# START OF Stored data

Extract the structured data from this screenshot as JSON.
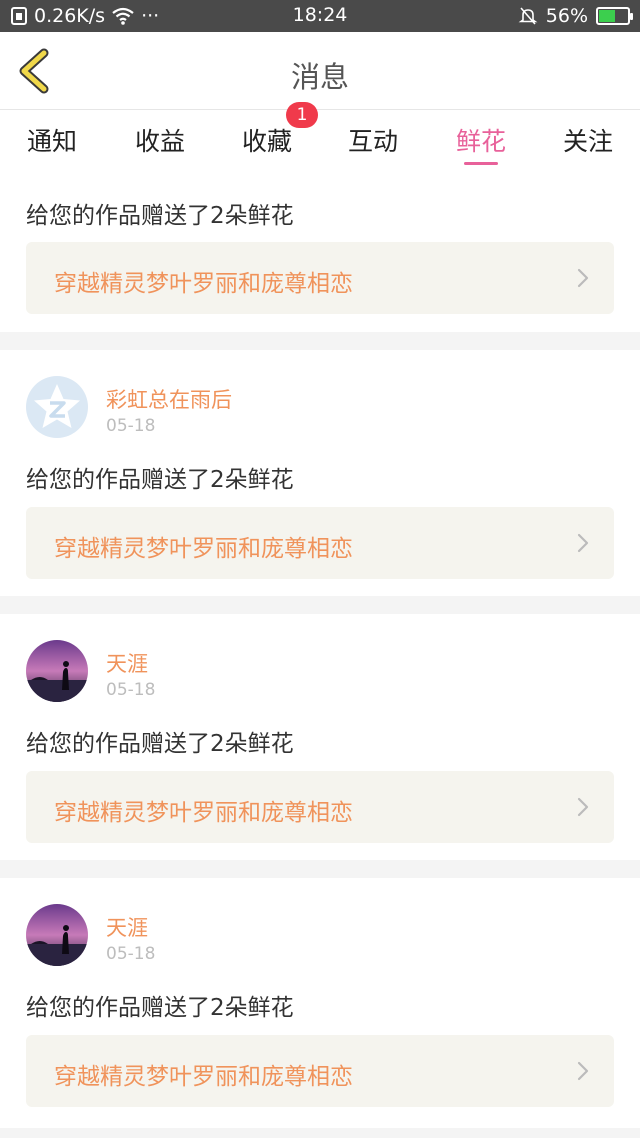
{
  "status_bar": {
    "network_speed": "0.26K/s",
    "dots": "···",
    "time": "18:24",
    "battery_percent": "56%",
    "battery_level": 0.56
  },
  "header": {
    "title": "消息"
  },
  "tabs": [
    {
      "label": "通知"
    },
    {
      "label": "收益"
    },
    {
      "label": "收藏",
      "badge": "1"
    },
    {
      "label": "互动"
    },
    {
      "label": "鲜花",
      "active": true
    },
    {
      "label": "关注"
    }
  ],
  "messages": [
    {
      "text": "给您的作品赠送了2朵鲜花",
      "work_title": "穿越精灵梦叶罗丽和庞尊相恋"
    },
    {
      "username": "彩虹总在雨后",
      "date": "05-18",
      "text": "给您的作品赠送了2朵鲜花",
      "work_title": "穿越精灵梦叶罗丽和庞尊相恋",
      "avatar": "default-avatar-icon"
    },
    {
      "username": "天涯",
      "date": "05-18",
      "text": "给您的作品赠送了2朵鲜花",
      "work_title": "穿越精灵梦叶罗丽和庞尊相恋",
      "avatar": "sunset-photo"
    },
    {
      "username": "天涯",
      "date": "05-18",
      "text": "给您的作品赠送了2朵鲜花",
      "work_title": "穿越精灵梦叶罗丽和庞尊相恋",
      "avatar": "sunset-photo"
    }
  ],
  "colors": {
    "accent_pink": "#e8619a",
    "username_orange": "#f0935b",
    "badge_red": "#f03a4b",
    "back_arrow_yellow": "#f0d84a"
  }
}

# END OF Stored data

To do: Repeat each entry above word for word, leaving every picture out.

Right answer:
Extract the structured data from this screenshot as JSON.
{
  "status_bar": {
    "network_speed": "0.26K/s",
    "dots": "···",
    "time": "18:24",
    "battery_percent": "56%",
    "battery_level": 0.56
  },
  "header": {
    "title": "消息"
  },
  "tabs": [
    {
      "label": "通知"
    },
    {
      "label": "收益"
    },
    {
      "label": "收藏",
      "badge": "1"
    },
    {
      "label": "互动"
    },
    {
      "label": "鲜花",
      "active": true
    },
    {
      "label": "关注"
    }
  ],
  "messages": [
    {
      "text": "给您的作品赠送了2朵鲜花",
      "work_title": "穿越精灵梦叶罗丽和庞尊相恋"
    },
    {
      "username": "彩虹总在雨后",
      "date": "05-18",
      "text": "给您的作品赠送了2朵鲜花",
      "work_title": "穿越精灵梦叶罗丽和庞尊相恋",
      "avatar": "default-avatar-icon"
    },
    {
      "username": "天涯",
      "date": "05-18",
      "text": "给您的作品赠送了2朵鲜花",
      "work_title": "穿越精灵梦叶罗丽和庞尊相恋",
      "avatar": "sunset-photo"
    },
    {
      "username": "天涯",
      "date": "05-18",
      "text": "给您的作品赠送了2朵鲜花",
      "work_title": "穿越精灵梦叶罗丽和庞尊相恋",
      "avatar": "sunset-photo"
    }
  ],
  "colors": {
    "accent_pink": "#e8619a",
    "username_orange": "#f0935b",
    "badge_red": "#f03a4b",
    "back_arrow_yellow": "#f0d84a"
  }
}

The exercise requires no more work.